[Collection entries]
*-*-*
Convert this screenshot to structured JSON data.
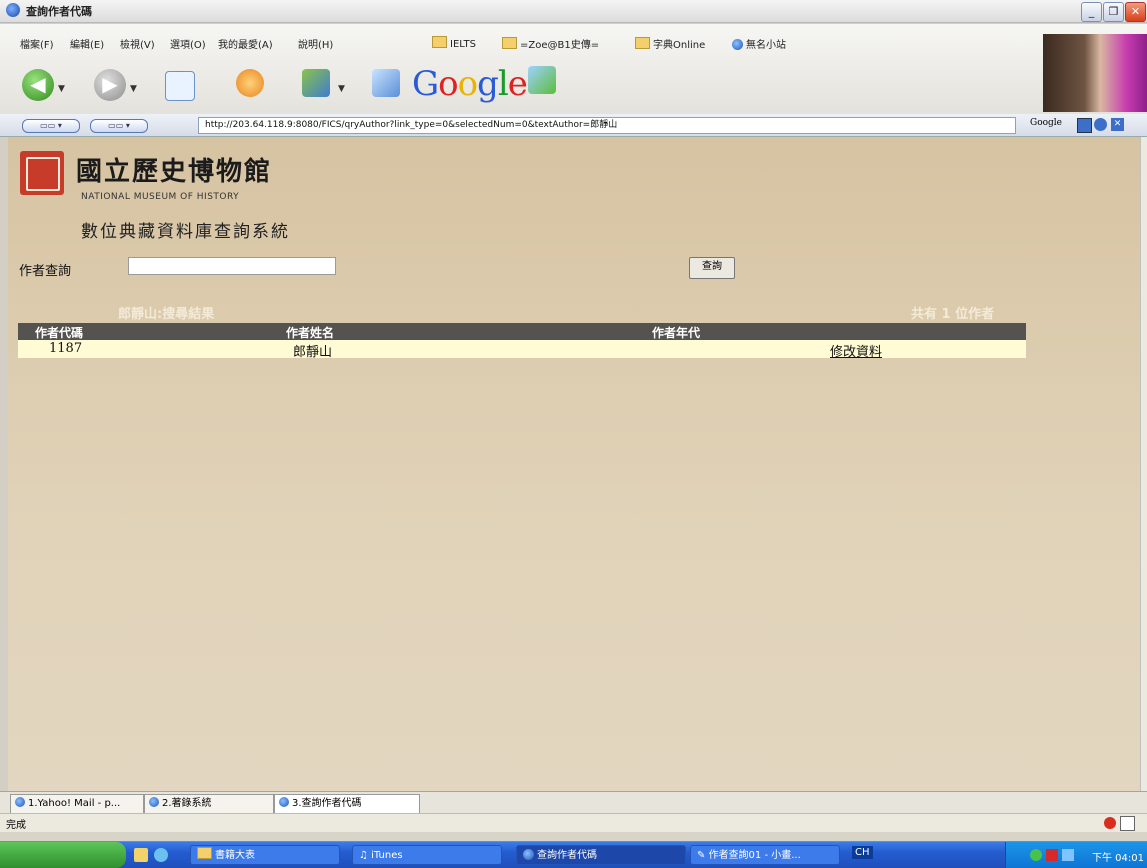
{
  "window": {
    "title": "查詢作者代碼"
  },
  "menu": [
    "檔案(F)",
    "編輯(E)",
    "檢視(V)",
    "選項(O)",
    "我的最愛(A)",
    "說明(H)"
  ],
  "bookmarks": [
    "IELTS",
    "=Zoe@B1史傳=",
    "字典Online",
    "無名小站"
  ],
  "toolbar": {
    "google_logo": "Google"
  },
  "address": {
    "url": "http://203.64.118.9:8080/FICS/qryAuthor?link_type=0&selectedNum=0&textAuthor=郎靜山",
    "search_label": "Google"
  },
  "page": {
    "museum_name_zh": "國立歷史博物館",
    "museum_name_en": "NATIONAL MUSEUM OF HISTORY",
    "system_title": "數位典藏資料庫查詢系統",
    "search_label": "作者查詢",
    "search_value": "",
    "search_button": "查詢",
    "result_caption": "郎靜山:搜尋結果",
    "result_count": "共有 1 位作者",
    "table": {
      "headers": [
        "作者代碼",
        "作者姓名",
        "作者年代"
      ],
      "rows": [
        {
          "code": "1187",
          "name": "郎靜山",
          "era": "",
          "action": "修改資料"
        }
      ]
    }
  },
  "tabs": [
    "1.Yahoo! Mail - p...",
    "2.著錄系統",
    "3.查詢作者代碼"
  ],
  "status": {
    "text": "完成"
  },
  "taskbar": {
    "tasks": [
      "書籍大表",
      "iTunes",
      "查詢作者代碼",
      "作者查詢01 - 小畫..."
    ],
    "tray": {
      "ime": "CH",
      "time": "下午 04:01"
    }
  }
}
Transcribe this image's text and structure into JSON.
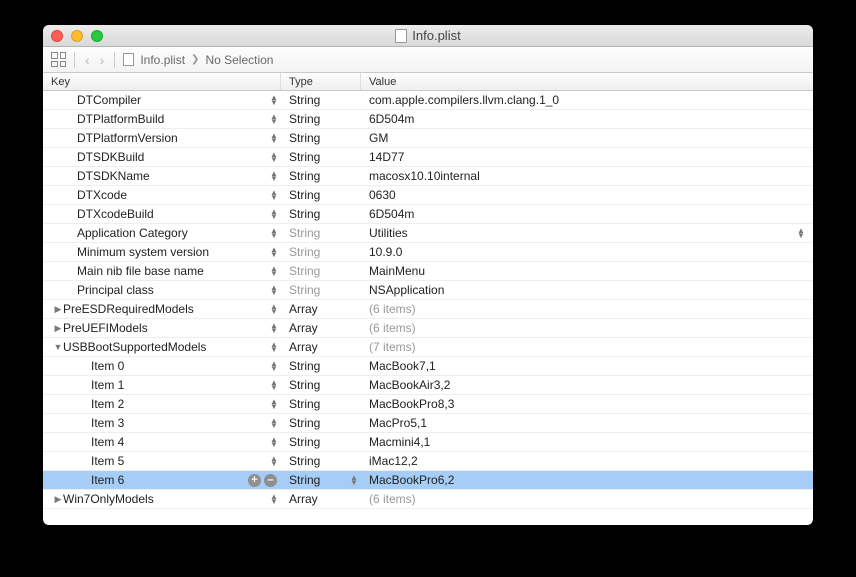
{
  "window": {
    "title": "Info.plist"
  },
  "breadcrumb": {
    "file": "Info.plist",
    "selection": "No Selection"
  },
  "columns": {
    "key": "Key",
    "type": "Type",
    "value": "Value"
  },
  "rows": [
    {
      "key": "DTCompiler",
      "type": "String",
      "value": "com.apple.compilers.llvm.clang.1_0",
      "indent": 1,
      "disclosure": "",
      "typeDimmed": false
    },
    {
      "key": "DTPlatformBuild",
      "type": "String",
      "value": "6D504m",
      "indent": 1,
      "disclosure": "",
      "typeDimmed": false
    },
    {
      "key": "DTPlatformVersion",
      "type": "String",
      "value": "GM",
      "indent": 1,
      "disclosure": "",
      "typeDimmed": false
    },
    {
      "key": "DTSDKBuild",
      "type": "String",
      "value": "14D77",
      "indent": 1,
      "disclosure": "",
      "typeDimmed": false
    },
    {
      "key": "DTSDKName",
      "type": "String",
      "value": "macosx10.10internal",
      "indent": 1,
      "disclosure": "",
      "typeDimmed": false
    },
    {
      "key": "DTXcode",
      "type": "String",
      "value": "0630",
      "indent": 1,
      "disclosure": "",
      "typeDimmed": false
    },
    {
      "key": "DTXcodeBuild",
      "type": "String",
      "value": "6D504m",
      "indent": 1,
      "disclosure": "",
      "typeDimmed": false
    },
    {
      "key": "Application Category",
      "type": "String",
      "value": "Utilities",
      "indent": 1,
      "disclosure": "",
      "typeDimmed": true,
      "valueStepper": true
    },
    {
      "key": "Minimum system version",
      "type": "String",
      "value": "10.9.0",
      "indent": 1,
      "disclosure": "",
      "typeDimmed": true
    },
    {
      "key": "Main nib file base name",
      "type": "String",
      "value": "MainMenu",
      "indent": 1,
      "disclosure": "",
      "typeDimmed": true
    },
    {
      "key": "Principal class",
      "type": "String",
      "value": "NSApplication",
      "indent": 1,
      "disclosure": "",
      "typeDimmed": true
    },
    {
      "key": "PreESDRequiredModels",
      "type": "Array",
      "value": "(6 items)",
      "indent": 0,
      "disclosure": "right",
      "typeDimmed": false,
      "valueDimmed": true
    },
    {
      "key": "PreUEFIModels",
      "type": "Array",
      "value": "(6 items)",
      "indent": 0,
      "disclosure": "right",
      "typeDimmed": false,
      "valueDimmed": true
    },
    {
      "key": "USBBootSupportedModels",
      "type": "Array",
      "value": "(7 items)",
      "indent": 0,
      "disclosure": "down",
      "typeDimmed": false,
      "valueDimmed": true
    },
    {
      "key": "Item 0",
      "type": "String",
      "value": "MacBook7,1",
      "indent": 2,
      "disclosure": "",
      "typeDimmed": false
    },
    {
      "key": "Item 1",
      "type": "String",
      "value": "MacBookAir3,2",
      "indent": 2,
      "disclosure": "",
      "typeDimmed": false
    },
    {
      "key": "Item 2",
      "type": "String",
      "value": "MacBookPro8,3",
      "indent": 2,
      "disclosure": "",
      "typeDimmed": false
    },
    {
      "key": "Item 3",
      "type": "String",
      "value": "MacPro5,1",
      "indent": 2,
      "disclosure": "",
      "typeDimmed": false
    },
    {
      "key": "Item 4",
      "type": "String",
      "value": "Macmini4,1",
      "indent": 2,
      "disclosure": "",
      "typeDimmed": false
    },
    {
      "key": "Item 5",
      "type": "String",
      "value": "iMac12,2",
      "indent": 2,
      "disclosure": "",
      "typeDimmed": false
    },
    {
      "key": "Item 6",
      "type": "String",
      "value": "MacBookPro6,2",
      "indent": 2,
      "disclosure": "",
      "typeDimmed": false,
      "selected": true,
      "addrem": true,
      "typeStepper": true
    },
    {
      "key": "Win7OnlyModels",
      "type": "Array",
      "value": "(6 items)",
      "indent": 0,
      "disclosure": "right",
      "typeDimmed": false,
      "valueDimmed": true
    }
  ]
}
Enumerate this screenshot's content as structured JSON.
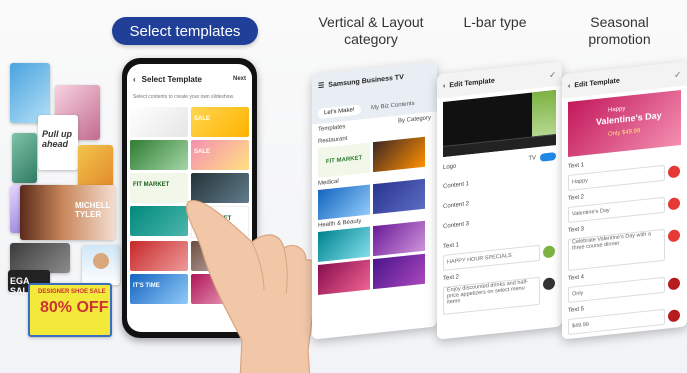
{
  "header": {
    "select_pill": "Select templates",
    "col_vertical": "Vertical & Layout\ncategory",
    "col_lbar": "L-bar type",
    "col_seasonal": "Seasonal\npromotion"
  },
  "collage": {
    "pullup": "Pull up\nahead",
    "michelle_tyler": "MICHELL\nTYLER",
    "designer_sale": "DESIGNER SHOE SALE",
    "off": "80% OFF",
    "ega_sale": "EGA SALE"
  },
  "phone": {
    "title": "Select Template",
    "next": "Next",
    "subtitle": "Select contents to create your own slideshow.",
    "cells": [
      "",
      "SALE",
      "",
      "SALE",
      "FIT MARKET",
      "",
      "",
      "FIT MARKET",
      "",
      "",
      "IT'S TIME",
      ""
    ]
  },
  "vertical_screen": {
    "app_title": "Samsung Business TV",
    "tab_lets_make": "Let's Make!",
    "tab_my_biz": "My Biz Contents",
    "templates_label": "Templates",
    "sort_label": "By Category",
    "cat_restaurant": "Restaurant",
    "cat_medical": "Medical",
    "cat_health": "Health & Beauty",
    "fit_market": "FIT MARKET"
  },
  "lbar_screen": {
    "title": "Edit Template",
    "logo_label": "Logo",
    "tv_label": "TV",
    "content1": "Content 1",
    "content2": "Content 2",
    "content3": "Content 3",
    "text1": "Text 1",
    "text1_value": "HAPPY HOUR SPECIALS",
    "text2": "Text 2",
    "text2_value": "Enjoy discounted drinks and half-price appetizers on select menu items"
  },
  "seasonal_screen": {
    "title": "Edit Template",
    "banner_line1": "Happy",
    "banner_line2": "Valentine's Day",
    "banner_price": "Only $49.99",
    "text1": "Text 1",
    "text1_value": "Happy",
    "text2": "Text 2",
    "text2_value": "Valentine's Day",
    "text3": "Text 3",
    "text3_value": "Celebrate Valentine's Day with a three course dinner",
    "text4": "Text 4",
    "text4_value": "Only",
    "text5": "Text 5",
    "text5_value": "$49.99"
  }
}
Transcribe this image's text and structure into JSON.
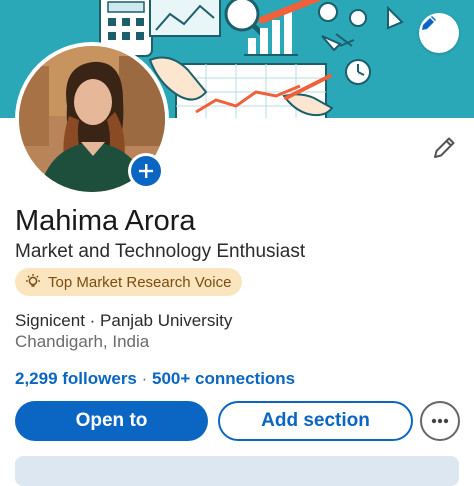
{
  "profile": {
    "name": "Mahima Arora",
    "headline": "Market and Technology Enthusiast",
    "badge": "Top Market Research Voice",
    "organization": "Signicent · Panjab University",
    "location": "Chandigarh, India",
    "followers": "2,299 followers",
    "separator": " · ",
    "connections": "500+ connections"
  },
  "actions": {
    "open_to": "Open to",
    "add_section": "Add section"
  },
  "icons": {
    "banner_edit": "pencil-icon",
    "profile_edit": "pencil-icon",
    "add_photo": "plus-icon",
    "badge": "lightbulb-icon",
    "more": "ellipsis-icon"
  },
  "colors": {
    "brand_blue": "#0a66c2",
    "banner_teal": "#2aa8b8",
    "badge_bg": "#fbe5bf"
  }
}
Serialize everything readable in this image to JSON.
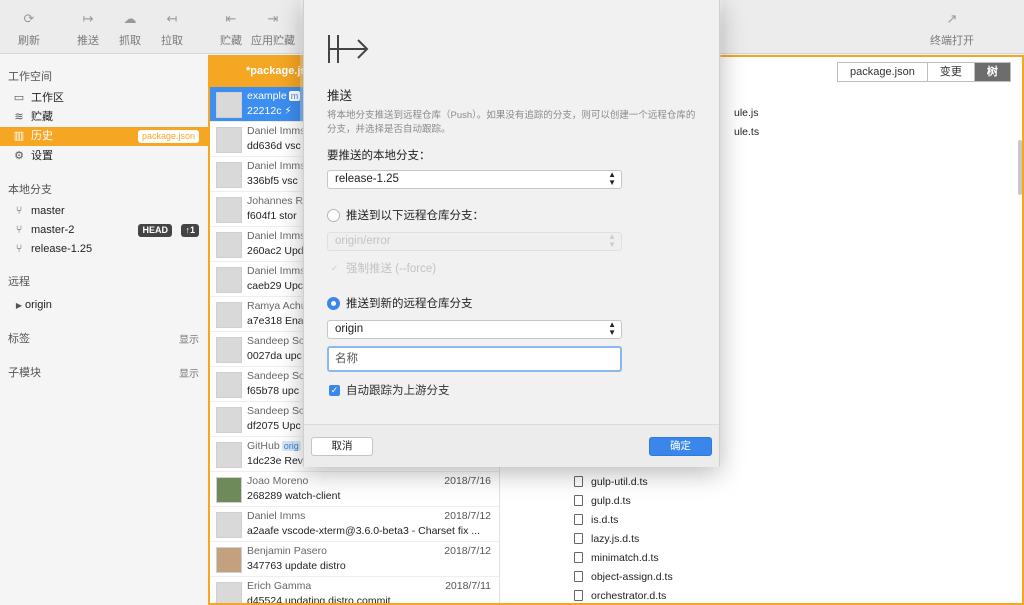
*-*-*
## [GIVEN TASK]
Pull every line holding "structured" out of the records.

## [FULL SOLUTION]
Convert this screenshot to structured JSON data.
Enumerate this screenshot's content as structured JSON.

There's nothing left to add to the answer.